§ Directive:
Reproduce each line of the listing exactly.

§ Records for the task:

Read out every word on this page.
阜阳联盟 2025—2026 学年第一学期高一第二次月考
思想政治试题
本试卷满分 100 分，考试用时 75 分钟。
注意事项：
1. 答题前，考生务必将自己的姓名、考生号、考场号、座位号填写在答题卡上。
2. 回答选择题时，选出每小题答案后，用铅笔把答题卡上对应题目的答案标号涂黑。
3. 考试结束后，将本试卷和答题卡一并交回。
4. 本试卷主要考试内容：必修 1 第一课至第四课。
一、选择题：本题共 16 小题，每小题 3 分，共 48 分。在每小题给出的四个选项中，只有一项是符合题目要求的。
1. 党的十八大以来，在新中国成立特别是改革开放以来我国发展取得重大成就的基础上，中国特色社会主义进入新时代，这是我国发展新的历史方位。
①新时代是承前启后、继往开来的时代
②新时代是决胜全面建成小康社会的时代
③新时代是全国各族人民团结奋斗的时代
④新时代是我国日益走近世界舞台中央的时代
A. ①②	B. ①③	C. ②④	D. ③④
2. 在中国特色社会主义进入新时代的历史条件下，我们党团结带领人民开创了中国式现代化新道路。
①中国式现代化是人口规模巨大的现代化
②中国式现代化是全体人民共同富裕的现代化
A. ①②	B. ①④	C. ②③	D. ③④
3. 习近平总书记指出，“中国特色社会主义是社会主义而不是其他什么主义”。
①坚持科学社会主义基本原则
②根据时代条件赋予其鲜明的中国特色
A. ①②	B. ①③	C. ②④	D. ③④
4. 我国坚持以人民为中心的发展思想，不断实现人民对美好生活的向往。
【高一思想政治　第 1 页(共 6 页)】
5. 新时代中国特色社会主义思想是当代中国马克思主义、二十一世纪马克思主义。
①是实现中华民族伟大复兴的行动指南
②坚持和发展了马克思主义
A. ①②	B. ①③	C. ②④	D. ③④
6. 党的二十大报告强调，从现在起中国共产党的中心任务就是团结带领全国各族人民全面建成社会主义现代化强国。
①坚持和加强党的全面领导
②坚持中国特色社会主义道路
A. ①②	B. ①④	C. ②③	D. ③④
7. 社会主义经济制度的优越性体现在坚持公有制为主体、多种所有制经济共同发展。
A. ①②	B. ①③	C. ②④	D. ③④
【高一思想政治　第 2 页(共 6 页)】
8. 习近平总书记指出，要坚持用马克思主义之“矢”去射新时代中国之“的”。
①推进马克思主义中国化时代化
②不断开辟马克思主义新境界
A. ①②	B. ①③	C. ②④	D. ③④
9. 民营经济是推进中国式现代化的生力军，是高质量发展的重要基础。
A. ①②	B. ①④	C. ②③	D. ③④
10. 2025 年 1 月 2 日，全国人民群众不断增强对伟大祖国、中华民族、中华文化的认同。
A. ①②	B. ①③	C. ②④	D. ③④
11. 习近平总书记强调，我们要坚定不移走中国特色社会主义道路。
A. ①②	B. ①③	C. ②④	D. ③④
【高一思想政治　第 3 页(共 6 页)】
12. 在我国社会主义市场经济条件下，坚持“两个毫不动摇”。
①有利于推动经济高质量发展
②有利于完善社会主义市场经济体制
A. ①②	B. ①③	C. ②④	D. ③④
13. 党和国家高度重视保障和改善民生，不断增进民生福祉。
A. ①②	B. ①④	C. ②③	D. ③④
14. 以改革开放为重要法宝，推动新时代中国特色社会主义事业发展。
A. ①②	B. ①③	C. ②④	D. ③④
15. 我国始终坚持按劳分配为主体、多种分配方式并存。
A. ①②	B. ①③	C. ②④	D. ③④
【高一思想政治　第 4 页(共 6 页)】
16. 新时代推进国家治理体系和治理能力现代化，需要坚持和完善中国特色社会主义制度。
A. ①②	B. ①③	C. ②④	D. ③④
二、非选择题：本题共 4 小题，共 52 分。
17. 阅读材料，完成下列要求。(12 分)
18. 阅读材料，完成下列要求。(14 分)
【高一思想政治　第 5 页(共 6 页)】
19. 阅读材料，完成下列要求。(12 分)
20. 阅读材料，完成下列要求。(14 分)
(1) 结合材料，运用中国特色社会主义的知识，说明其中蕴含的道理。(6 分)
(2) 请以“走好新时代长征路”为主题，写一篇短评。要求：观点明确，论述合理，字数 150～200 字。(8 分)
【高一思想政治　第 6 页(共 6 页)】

§ Result:
Read out every word on this page.
阜阳联盟 2025—2026 学年第一学期高一第二次月考
思想政治试题
本试卷满分 100 分，考试用时 75 分钟。
注意事项：
1. 答题前，考生务必将自己的姓名、考生号、考场号、座位号填写在答题卡上。
2. 回答选择题时，选出每小题答案后，用铅笔把答题卡上对应题目的答案标号涂黑。
3. 考试结束后，将本试卷和答题卡一并交回。
4. 本试卷主要考试内容：必修 1 第一课至第四课。
一、选择题：本题共 16 小题，每小题 3 分，共 48 分。在每小题给出的四个选项中，只有一项是符合题目要求的。
1. 党的十八大以来，在新中国成立特别是改革开放以来我国发展取得重大成就的基础上，中国特色社会主义进入新时代，这是我国发展新的历史方位。
①新时代是承前启后、继往开来的时代
②新时代是决胜全面建成小康社会的时代
③新时代是全国各族人民团结奋斗的时代
④新时代是我国日益走近世界舞台中央的时代
A. ①②	B. ①③	C. ②④	D. ③④
2. 在中国特色社会主义进入新时代的历史条件下，我们党团结带领人民开创了中国式现代化新道路。
①中国式现代化是人口规模巨大的现代化
②中国式现代化是全体人民共同富裕的现代化
A. ①②	B. ①④	C. ②③	D. ③④
3. 习近平总书记指出，“中国特色社会主义是社会主义而不是其他什么主义”。
①坚持科学社会主义基本原则
②根据时代条件赋予其鲜明的中国特色
A. ①②	B. ①③	C. ②④	D. ③④
4. 我国坚持以人民为中心的发展思想，不断实现人民对美好生活的向往。
【高一思想政治　第 1 页(共 6 页)】
5. 新时代中国特色社会主义思想是当代中国马克思主义、二十一世纪马克思主义。
①是实现中华民族伟大复兴的行动指南
②坚持和发展了马克思主义
A. ①②	B. ①③	C. ②④	D. ③④
6. 党的二十大报告强调，从现在起中国共产党的中心任务就是团结带领全国各族人民全面建成社会主义现代化强国。
①坚持和加强党的全面领导
②坚持中国特色社会主义道路
A. ①②	B. ①④	C. ②③	D. ③④
7. 社会主义经济制度的优越性体现在坚持公有制为主体、多种所有制经济共同发展。
A. ①②	B. ①③	C. ②④	D. ③④
【高一思想政治　第 2 页(共 6 页)】
8. 习近平总书记指出，要坚持用马克思主义之“矢”去射新时代中国之“的”。
①推进马克思主义中国化时代化
②不断开辟马克思主义新境界
A. ①②	B. ①③	C. ②④	D. ③④
9. 民营经济是推进中国式现代化的生力军，是高质量发展的重要基础。
A. ①②	B. ①④	C. ②③	D. ③④
10. 2025 年 1 月 2 日，全国人民群众不断增强对伟大祖国、中华民族、中华文化的认同。
A. ①②	B. ①③	C. ②④	D. ③④
11. 习近平总书记强调，我们要坚定不移走中国特色社会主义道路。
A. ①②	B. ①③	C. ②④	D. ③④
【高一思想政治　第 3 页(共 6 页)】
12. 在我国社会主义市场经济条件下，坚持“两个毫不动摇”。
①有利于推动经济高质量发展
②有利于完善社会主义市场经济体制
A. ①②	B. ①③	C. ②④	D. ③④
13. 党和国家高度重视保障和改善民生，不断增进民生福祉。
A. ①②	B. ①④	C. ②③	D. ③④
14. 以改革开放为重要法宝，推动新时代中国特色社会主义事业发展。
A. ①②	B. ①③	C. ②④	D. ③④
15. 我国始终坚持按劳分配为主体、多种分配方式并存。
A. ①②	B. ①③	C. ②④	D. ③④
【高一思想政治　第 4 页(共 6 页)】
16. 新时代推进国家治理体系和治理能力现代化，需要坚持和完善中国特色社会主义制度。
A. ①②	B. ①③	C. ②④	D. ③④
二、非选择题：本题共 4 小题，共 52 分。
17. 阅读材料，完成下列要求。(12 分)
18. 阅读材料，完成下列要求。(14 分)
【高一思想政治　第 5 页(共 6 页)】
19. 阅读材料，完成下列要求。(12 分)
20. 阅读材料，完成下列要求。(14 分)
(1) 结合材料，运用中国特色社会主义的知识，说明其中蕴含的道理。(6 分)
(2) 请以“走好新时代长征路”为主题，写一篇短评。要求：观点明确，论述合理，字数 150～200 字。(8 分)
【高一思想政治　第 6 页(共 6 页)】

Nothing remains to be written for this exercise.